_Records for the task_:

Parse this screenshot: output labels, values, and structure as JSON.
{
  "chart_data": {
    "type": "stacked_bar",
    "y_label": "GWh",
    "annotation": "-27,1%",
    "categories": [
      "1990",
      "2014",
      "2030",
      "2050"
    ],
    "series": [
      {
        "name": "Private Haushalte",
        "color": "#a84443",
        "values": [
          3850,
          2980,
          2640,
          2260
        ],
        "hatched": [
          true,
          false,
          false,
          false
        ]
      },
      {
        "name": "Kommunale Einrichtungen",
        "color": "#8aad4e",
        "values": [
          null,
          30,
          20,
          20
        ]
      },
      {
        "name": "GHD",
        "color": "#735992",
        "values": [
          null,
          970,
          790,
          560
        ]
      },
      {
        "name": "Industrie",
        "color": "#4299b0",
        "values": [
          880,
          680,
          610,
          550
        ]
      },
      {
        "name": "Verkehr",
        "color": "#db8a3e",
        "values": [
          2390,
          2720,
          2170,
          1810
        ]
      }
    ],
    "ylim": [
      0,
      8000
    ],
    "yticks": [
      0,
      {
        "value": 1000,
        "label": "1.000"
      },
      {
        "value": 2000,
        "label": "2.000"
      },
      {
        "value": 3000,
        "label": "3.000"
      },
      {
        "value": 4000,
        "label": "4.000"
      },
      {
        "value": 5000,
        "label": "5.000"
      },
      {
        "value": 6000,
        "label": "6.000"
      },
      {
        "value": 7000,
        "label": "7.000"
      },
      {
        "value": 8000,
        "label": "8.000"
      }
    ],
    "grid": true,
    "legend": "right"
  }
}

_Aim of the exercise_:
Copy out each record from above, exactly.

_Completed task_:
Parse this screenshot: output labels, values, and structure as JSON.
{
  "chart_data": {
    "type": "stacked_bar",
    "y_label": "GWh",
    "annotation": "-27,1%",
    "categories": [
      "1990",
      "2014",
      "2030",
      "2050"
    ],
    "series": [
      {
        "name": "Private Haushalte",
        "color": "#a84443",
        "values": [
          3850,
          2980,
          2640,
          2260
        ],
        "hatched": [
          true,
          false,
          false,
          false
        ]
      },
      {
        "name": "Kommunale Einrichtungen",
        "color": "#8aad4e",
        "values": [
          null,
          30,
          20,
          20
        ]
      },
      {
        "name": "GHD",
        "color": "#735992",
        "values": [
          null,
          970,
          790,
          560
        ]
      },
      {
        "name": "Industrie",
        "color": "#4299b0",
        "values": [
          880,
          680,
          610,
          550
        ]
      },
      {
        "name": "Verkehr",
        "color": "#db8a3e",
        "values": [
          2390,
          2720,
          2170,
          1810
        ]
      }
    ],
    "ylim": [
      0,
      8000
    ],
    "yticks": [
      0,
      {
        "value": 1000,
        "label": "1.000"
      },
      {
        "value": 2000,
        "label": "2.000"
      },
      {
        "value": 3000,
        "label": "3.000"
      },
      {
        "value": 4000,
        "label": "4.000"
      },
      {
        "value": 5000,
        "label": "5.000"
      },
      {
        "value": 6000,
        "label": "6.000"
      },
      {
        "value": 7000,
        "label": "7.000"
      },
      {
        "value": 8000,
        "label": "8.000"
      }
    ],
    "grid": true,
    "legend": "right"
  }
}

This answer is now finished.